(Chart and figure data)
»»

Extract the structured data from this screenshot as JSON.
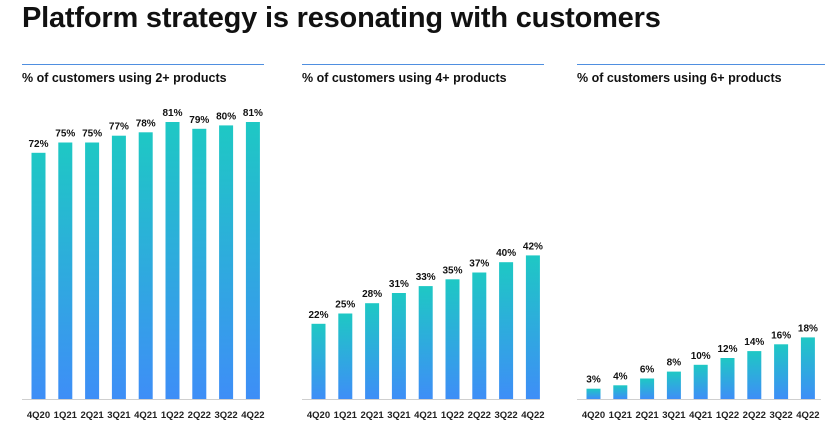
{
  "title": "Platform strategy is resonating with customers",
  "colors": {
    "bar_top": "#1ec8c4",
    "bar_bottom": "#3e8ef7",
    "rule": "#4f8fe0"
  },
  "chart_data": [
    {
      "type": "bar",
      "title": "% of customers using 2+ products",
      "categories": [
        "4Q20",
        "1Q21",
        "2Q21",
        "3Q21",
        "4Q21",
        "1Q22",
        "2Q22",
        "3Q22",
        "4Q22"
      ],
      "values": [
        72,
        75,
        75,
        77,
        78,
        81,
        79,
        80,
        81
      ],
      "labels": [
        "72%",
        "75%",
        "75%",
        "77%",
        "78%",
        "81%",
        "79%",
        "80%",
        "81%"
      ],
      "unit": "%",
      "ylim": [
        0,
        81
      ]
    },
    {
      "type": "bar",
      "title": "% of customers using 4+ products",
      "categories": [
        "4Q20",
        "1Q21",
        "2Q21",
        "3Q21",
        "4Q21",
        "1Q22",
        "2Q22",
        "3Q22",
        "4Q22"
      ],
      "values": [
        22,
        25,
        28,
        31,
        33,
        35,
        37,
        40,
        42
      ],
      "labels": [
        "22%",
        "25%",
        "28%",
        "31%",
        "33%",
        "35%",
        "37%",
        "40%",
        "42%"
      ],
      "unit": "%",
      "ylim": [
        0,
        81
      ]
    },
    {
      "type": "bar",
      "title": "% of customers using 6+ products",
      "categories": [
        "4Q20",
        "1Q21",
        "2Q21",
        "3Q21",
        "4Q21",
        "1Q22",
        "2Q22",
        "3Q22",
        "4Q22"
      ],
      "values": [
        3,
        4,
        6,
        8,
        10,
        12,
        14,
        16,
        18
      ],
      "labels": [
        "3%",
        "4%",
        "6%",
        "8%",
        "10%",
        "12%",
        "14%",
        "16%",
        "18%"
      ],
      "unit": "%",
      "ylim": [
        0,
        81
      ]
    }
  ]
}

««

> [Task] Output the material word for word, omitting its pictures.

> [Exercise output]
Extract the structured data from this screenshot as JSON.
{
  "title": "Platform strategy is resonating with customers",
  "colors": {
    "bar_top": "#1ec8c4",
    "bar_bottom": "#3e8ef7",
    "rule": "#4f8fe0"
  },
  "chart_data": [
    {
      "type": "bar",
      "title": "% of customers using 2+ products",
      "categories": [
        "4Q20",
        "1Q21",
        "2Q21",
        "3Q21",
        "4Q21",
        "1Q22",
        "2Q22",
        "3Q22",
        "4Q22"
      ],
      "values": [
        72,
        75,
        75,
        77,
        78,
        81,
        79,
        80,
        81
      ],
      "labels": [
        "72%",
        "75%",
        "75%",
        "77%",
        "78%",
        "81%",
        "79%",
        "80%",
        "81%"
      ],
      "unit": "%",
      "ylim": [
        0,
        81
      ]
    },
    {
      "type": "bar",
      "title": "% of customers using 4+ products",
      "categories": [
        "4Q20",
        "1Q21",
        "2Q21",
        "3Q21",
        "4Q21",
        "1Q22",
        "2Q22",
        "3Q22",
        "4Q22"
      ],
      "values": [
        22,
        25,
        28,
        31,
        33,
        35,
        37,
        40,
        42
      ],
      "labels": [
        "22%",
        "25%",
        "28%",
        "31%",
        "33%",
        "35%",
        "37%",
        "40%",
        "42%"
      ],
      "unit": "%",
      "ylim": [
        0,
        81
      ]
    },
    {
      "type": "bar",
      "title": "% of customers using 6+ products",
      "categories": [
        "4Q20",
        "1Q21",
        "2Q21",
        "3Q21",
        "4Q21",
        "1Q22",
        "2Q22",
        "3Q22",
        "4Q22"
      ],
      "values": [
        3,
        4,
        6,
        8,
        10,
        12,
        14,
        16,
        18
      ],
      "labels": [
        "3%",
        "4%",
        "6%",
        "8%",
        "10%",
        "12%",
        "14%",
        "16%",
        "18%"
      ],
      "unit": "%",
      "ylim": [
        0,
        81
      ]
    }
  ]
}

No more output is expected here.